EXERCISE REQUIREMENTS:
Copy all lines that contain the word "odot".

--- Start of RECORDS FOR THE EXERCISE ---

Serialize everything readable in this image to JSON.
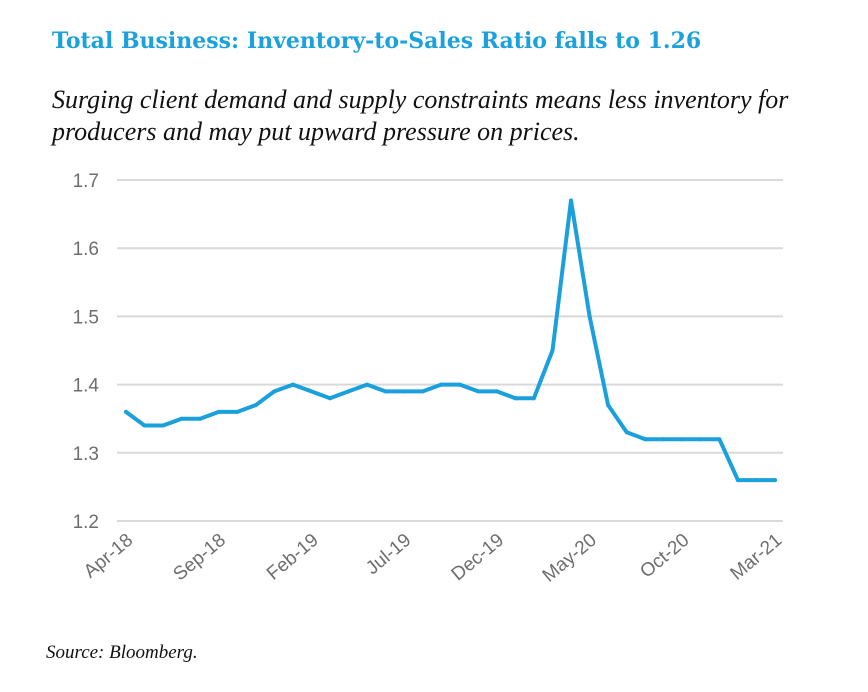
{
  "title": "Total Business: Inventory-to-Sales Ratio falls to 1.26",
  "subtitle": "Surging client demand and supply constraints means less inventory for producers and may put upward pressure on prices.",
  "source": "Source: Bloomberg.",
  "chart_data": {
    "type": "line",
    "title": "",
    "xlabel": "",
    "ylabel": "",
    "ylim": [
      1.2,
      1.7
    ],
    "yticks": [
      "1.7",
      "1.6",
      "1.5",
      "1.4",
      "1.3",
      "1.2"
    ],
    "xticks": [
      "Apr-18",
      "Sep-18",
      "Feb-19",
      "Jul-19",
      "Dec-19",
      "May-20",
      "Oct-20",
      "Mar-21"
    ],
    "grid": true,
    "legend": "none",
    "line_color": "#1aa0dc",
    "x": [
      "Apr-18",
      "May-18",
      "Jun-18",
      "Jul-18",
      "Aug-18",
      "Sep-18",
      "Oct-18",
      "Nov-18",
      "Dec-18",
      "Jan-19",
      "Feb-19",
      "Mar-19",
      "Apr-19",
      "May-19",
      "Jun-19",
      "Jul-19",
      "Aug-19",
      "Sep-19",
      "Oct-19",
      "Nov-19",
      "Dec-19",
      "Jan-20",
      "Feb-20",
      "Mar-20",
      "Apr-20",
      "May-20",
      "Jun-20",
      "Jul-20",
      "Aug-20",
      "Sep-20",
      "Oct-20",
      "Nov-20",
      "Dec-20",
      "Jan-21",
      "Feb-21",
      "Mar-21"
    ],
    "series": [
      {
        "values": [
          1.36,
          1.34,
          1.34,
          1.35,
          1.35,
          1.36,
          1.36,
          1.37,
          1.39,
          1.4,
          1.39,
          1.38,
          1.39,
          1.4,
          1.39,
          1.39,
          1.39,
          1.4,
          1.4,
          1.39,
          1.39,
          1.38,
          1.38,
          1.45,
          1.67,
          1.5,
          1.37,
          1.33,
          1.32,
          1.32,
          1.32,
          1.32,
          1.32,
          1.26,
          1.26,
          1.26
        ]
      }
    ]
  }
}
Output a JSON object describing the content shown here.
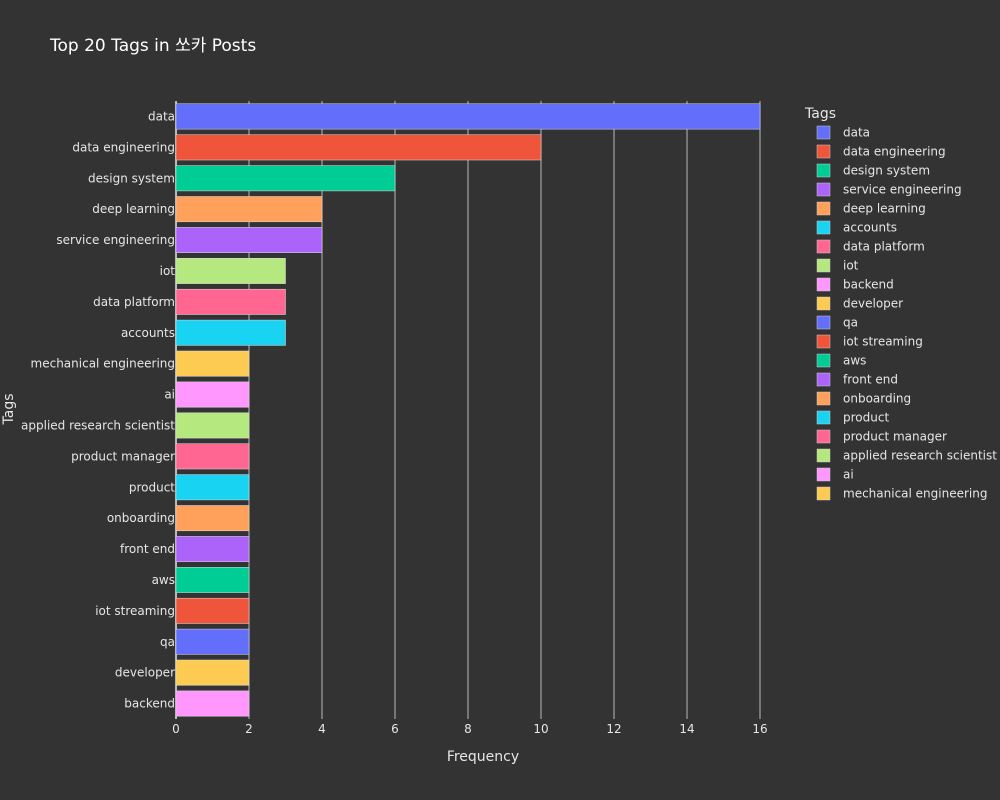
{
  "chart_data": {
    "type": "bar",
    "orientation": "horizontal",
    "title": "Top 20 Tags in 쏘카 Posts",
    "xlabel": "Frequency",
    "ylabel": "Tags",
    "xlim": [
      0,
      16
    ],
    "x_ticks": [
      "0",
      "2",
      "4",
      "6",
      "8",
      "10",
      "12",
      "14",
      "16"
    ],
    "grid": "vertical",
    "legend_position": "right",
    "legend_title": "Tags",
    "categories": [
      "data",
      "data engineering",
      "design system",
      "deep learning",
      "service engineering",
      "iot",
      "data platform",
      "accounts",
      "mechanical engineering",
      "ai",
      "applied research scientist",
      "product manager",
      "product",
      "onboarding",
      "front end",
      "aws",
      "iot streaming",
      "qa",
      "developer",
      "backend"
    ],
    "values": [
      16,
      10,
      6,
      4,
      4,
      3,
      3,
      3,
      2,
      2,
      2,
      2,
      2,
      2,
      2,
      2,
      2,
      2,
      2,
      2
    ],
    "legend": [
      {
        "name": "data",
        "color": "#636efa"
      },
      {
        "name": "data engineering",
        "color": "#ef553b"
      },
      {
        "name": "design system",
        "color": "#00cc96"
      },
      {
        "name": "service engineering",
        "color": "#ab63fa"
      },
      {
        "name": "deep learning",
        "color": "#ffa15a"
      },
      {
        "name": "accounts",
        "color": "#19d3f3"
      },
      {
        "name": "data platform",
        "color": "#ff6692"
      },
      {
        "name": "iot",
        "color": "#b6e880"
      },
      {
        "name": "backend",
        "color": "#ff97ff"
      },
      {
        "name": "developer",
        "color": "#fecb52"
      },
      {
        "name": "qa",
        "color": "#636efa"
      },
      {
        "name": "iot streaming",
        "color": "#ef553b"
      },
      {
        "name": "aws",
        "color": "#00cc96"
      },
      {
        "name": "front end",
        "color": "#ab63fa"
      },
      {
        "name": "onboarding",
        "color": "#ffa15a"
      },
      {
        "name": "product",
        "color": "#19d3f3"
      },
      {
        "name": "product manager",
        "color": "#ff6692"
      },
      {
        "name": "applied research scientist",
        "color": "#b6e880"
      },
      {
        "name": "ai",
        "color": "#ff97ff"
      },
      {
        "name": "mechanical engineering",
        "color": "#fecb52"
      }
    ]
  }
}
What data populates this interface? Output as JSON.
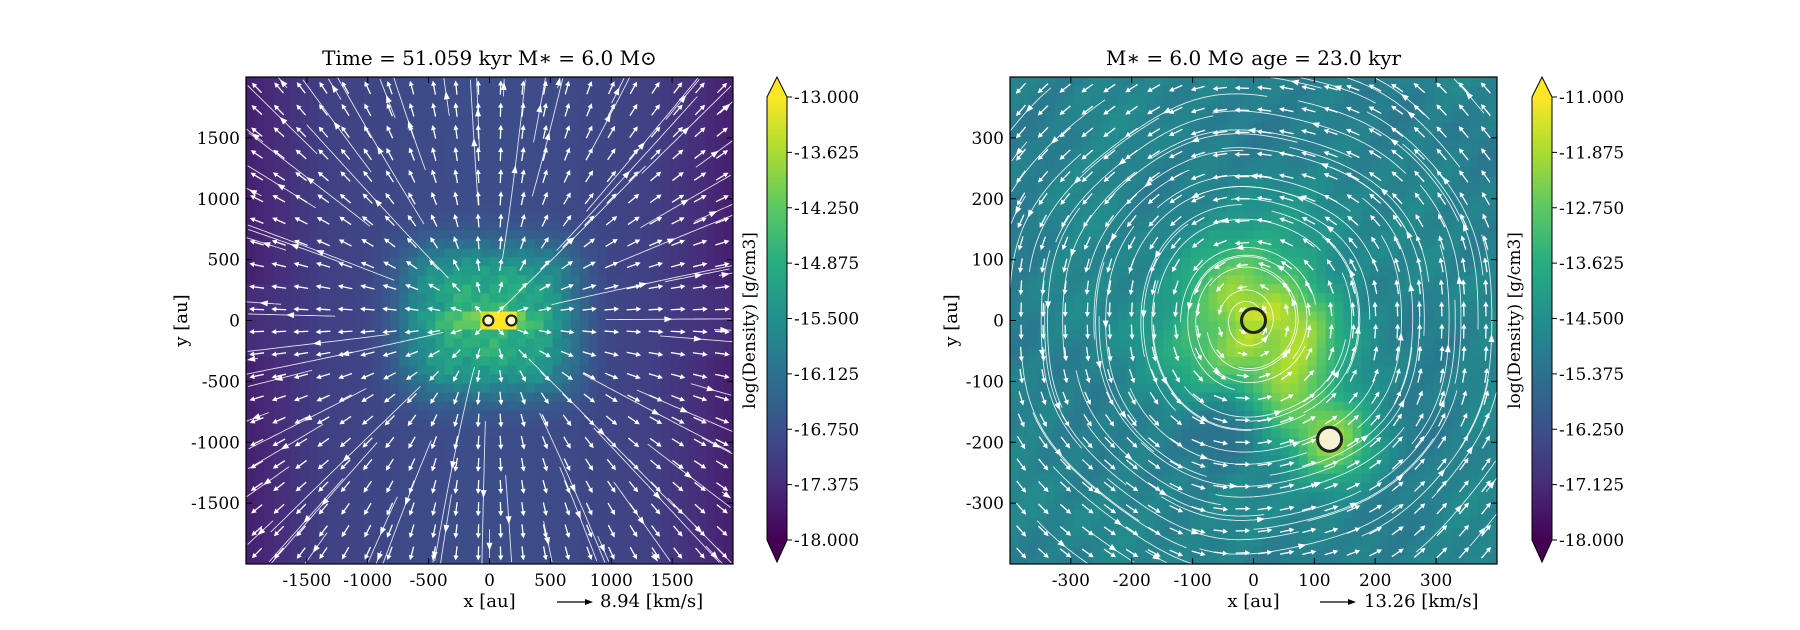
{
  "colorscale": [
    "#440154",
    "#472c7a",
    "#3b518b",
    "#2c718e",
    "#21908d",
    "#27ad81",
    "#5cc863",
    "#aadc32",
    "#fde725"
  ],
  "chart_data": [
    {
      "type": "heatmap",
      "title": "Time = 51.059 kyr    M$_*$ = 6.0 M$_\\odot$",
      "title_text": "Time = 51.059 kyr    M∗ = 6.0 M⊙",
      "xlabel": "x [au]",
      "ylabel": "y [au]",
      "xlim": [
        -2000,
        2000
      ],
      "ylim": [
        -2000,
        2000
      ],
      "xticks": [
        -1500,
        -1000,
        -500,
        0,
        500,
        1000,
        1500
      ],
      "yticks": [
        1500,
        1000,
        500,
        0,
        -500,
        -1000,
        -1500
      ],
      "xtick_labels": [
        "-1500",
        "-1000",
        "-500",
        "0",
        "500",
        "1000",
        "1500"
      ],
      "ytick_labels": [
        "1500",
        "1000",
        "500",
        "0",
        "-500",
        "-1000",
        "-1500"
      ],
      "colorbar": {
        "label": "log(Density) [g/cm3]",
        "range": [
          -18.0,
          -13.0
        ],
        "ticks": [
          "-13.000",
          "-13.625",
          "-14.250",
          "-14.875",
          "-15.500",
          "-16.125",
          "-16.750",
          "-17.375",
          "-18.000"
        ]
      },
      "quiver_key": {
        "label": "8.94 [km/s]"
      },
      "stars": [
        {
          "x": -10,
          "y": 0
        },
        {
          "x": 180,
          "y": 0
        }
      ],
      "field": "bipolar_outflow"
    },
    {
      "type": "heatmap",
      "title": "M$_*$ = 6.0 M$_\\odot$        age = 23.0 kyr",
      "title_text": "M∗ = 6.0 M⊙          age = 23.0 kyr",
      "xlabel": "x [au]",
      "ylabel": "y [au]",
      "xlim": [
        -400,
        400
      ],
      "ylim": [
        -400,
        400
      ],
      "xticks": [
        -300,
        -200,
        -100,
        0,
        100,
        200,
        300
      ],
      "yticks": [
        300,
        200,
        100,
        0,
        -100,
        -200,
        -300
      ],
      "xtick_labels": [
        "-300",
        "-200",
        "-100",
        "0",
        "100",
        "200",
        "300"
      ],
      "ytick_labels": [
        "300",
        "200",
        "100",
        "0",
        "-100",
        "-200",
        "-300"
      ],
      "colorbar": {
        "label": "log(Density) [g/cm3]",
        "range": [
          -18.0,
          -11.0
        ],
        "ticks": [
          "-11.000",
          "-11.875",
          "-12.750",
          "-13.625",
          "-14.500",
          "-15.375",
          "-16.250",
          "-17.125",
          "-18.000"
        ]
      },
      "quiver_key": {
        "label": "13.26 [km/s]"
      },
      "stars": [
        {
          "x": 0,
          "y": 0
        },
        {
          "x": 125,
          "y": -195
        }
      ],
      "field": "rotating_binary"
    }
  ]
}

--- End of RECORDS FOR THE EXERCISE ---

FINAL RESULT:
      "title": "Time = 51.059 kyr    M$_*$ = 6.0 M$_\\odot$",
      "title": "M$_*$ = 6.0 M$_\\odot$        age = 23.0 kyr",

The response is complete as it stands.